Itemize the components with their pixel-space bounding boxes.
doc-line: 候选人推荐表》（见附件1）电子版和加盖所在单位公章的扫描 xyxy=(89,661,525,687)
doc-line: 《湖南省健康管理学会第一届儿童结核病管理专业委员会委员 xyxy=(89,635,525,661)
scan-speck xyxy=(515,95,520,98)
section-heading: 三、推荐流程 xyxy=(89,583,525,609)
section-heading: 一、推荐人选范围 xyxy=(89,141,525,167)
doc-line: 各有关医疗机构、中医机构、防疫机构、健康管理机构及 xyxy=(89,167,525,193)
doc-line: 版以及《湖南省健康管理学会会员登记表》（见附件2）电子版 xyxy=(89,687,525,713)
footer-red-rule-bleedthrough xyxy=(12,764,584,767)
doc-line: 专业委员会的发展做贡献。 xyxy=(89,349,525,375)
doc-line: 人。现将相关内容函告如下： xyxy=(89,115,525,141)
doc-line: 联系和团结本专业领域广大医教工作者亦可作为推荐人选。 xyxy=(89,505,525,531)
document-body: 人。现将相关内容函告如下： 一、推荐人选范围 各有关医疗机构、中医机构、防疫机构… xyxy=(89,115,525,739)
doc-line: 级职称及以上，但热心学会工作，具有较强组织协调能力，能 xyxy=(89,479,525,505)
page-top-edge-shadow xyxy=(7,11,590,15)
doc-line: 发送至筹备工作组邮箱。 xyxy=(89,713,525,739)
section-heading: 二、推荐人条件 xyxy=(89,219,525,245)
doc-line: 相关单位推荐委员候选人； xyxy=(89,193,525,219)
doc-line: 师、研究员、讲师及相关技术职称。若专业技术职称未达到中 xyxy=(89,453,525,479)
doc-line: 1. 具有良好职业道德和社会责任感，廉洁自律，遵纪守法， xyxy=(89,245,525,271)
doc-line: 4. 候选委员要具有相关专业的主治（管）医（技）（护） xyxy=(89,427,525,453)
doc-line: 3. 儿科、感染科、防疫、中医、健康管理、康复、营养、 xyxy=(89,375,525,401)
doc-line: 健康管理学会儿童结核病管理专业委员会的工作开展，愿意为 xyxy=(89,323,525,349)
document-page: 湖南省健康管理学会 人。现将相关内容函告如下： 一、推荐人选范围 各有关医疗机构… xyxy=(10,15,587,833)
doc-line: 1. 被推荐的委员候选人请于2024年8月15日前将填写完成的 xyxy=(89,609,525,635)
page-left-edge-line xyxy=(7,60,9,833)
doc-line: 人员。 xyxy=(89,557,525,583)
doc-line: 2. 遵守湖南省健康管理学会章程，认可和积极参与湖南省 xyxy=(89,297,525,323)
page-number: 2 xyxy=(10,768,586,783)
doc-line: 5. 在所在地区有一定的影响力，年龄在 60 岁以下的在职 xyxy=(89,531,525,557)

= = = = =

__GOAL__. Reproduce the listing above line for line, with no changes.

__PROBLEM SOLUTION__.
Itemize the components with their pixel-space bounding boxes.
doc-line: 候选人推荐表》（见附件1）电子版和加盖所在单位公章的扫描 xyxy=(89,661,525,687)
doc-line: 《湖南省健康管理学会第一届儿童结核病管理专业委员会委员 xyxy=(89,635,525,661)
scan-speck xyxy=(515,95,520,98)
section-heading: 三、推荐流程 xyxy=(89,583,525,609)
section-heading: 一、推荐人选范围 xyxy=(89,141,525,167)
doc-line: 各有关医疗机构、中医机构、防疫机构、健康管理机构及 xyxy=(89,167,525,193)
doc-line: 版以及《湖南省健康管理学会会员登记表》（见附件2）电子版 xyxy=(89,687,525,713)
footer-red-rule-bleedthrough xyxy=(12,764,584,767)
doc-line: 专业委员会的发展做贡献。 xyxy=(89,349,525,375)
doc-line: 人。现将相关内容函告如下： xyxy=(89,115,525,141)
doc-line: 联系和团结本专业领域广大医教工作者亦可作为推荐人选。 xyxy=(89,505,525,531)
document-body: 人。现将相关内容函告如下： 一、推荐人选范围 各有关医疗机构、中医机构、防疫机构… xyxy=(89,115,525,739)
doc-line: 级职称及以上，但热心学会工作，具有较强组织协调能力，能 xyxy=(89,479,525,505)
page-top-edge-shadow xyxy=(7,11,590,15)
doc-line: 发送至筹备工作组邮箱。 xyxy=(89,713,525,739)
section-heading: 二、推荐人条件 xyxy=(89,219,525,245)
doc-line: 相关单位推荐委员候选人； xyxy=(89,193,525,219)
doc-line: 师、研究员、讲师及相关技术职称。若专业技术职称未达到中 xyxy=(89,453,525,479)
doc-line: 1. 具有良好职业道德和社会责任感，廉洁自律，遵纪守法， xyxy=(89,245,525,271)
doc-line: 4. 候选委员要具有相关专业的主治（管）医（技）（护） xyxy=(89,427,525,453)
doc-line: 3. 儿科、感染科、防疫、中医、健康管理、康复、营养、 xyxy=(89,375,525,401)
doc-line: 健康管理学会儿童结核病管理专业委员会的工作开展，愿意为 xyxy=(89,323,525,349)
document-page: 湖南省健康管理学会 人。现将相关内容函告如下： 一、推荐人选范围 各有关医疗机构… xyxy=(10,15,587,833)
doc-line: 1. 被推荐的委员候选人请于2024年8月15日前将填写完成的 xyxy=(89,609,525,635)
page-left-edge-line xyxy=(7,60,9,833)
doc-line: 人员。 xyxy=(89,557,525,583)
doc-line: 2. 遵守湖南省健康管理学会章程，认可和积极参与湖南省 xyxy=(89,297,525,323)
page-number: 2 xyxy=(10,768,586,783)
doc-line: 5. 在所在地区有一定的影响力，年龄在 60 岁以下的在职 xyxy=(89,531,525,557)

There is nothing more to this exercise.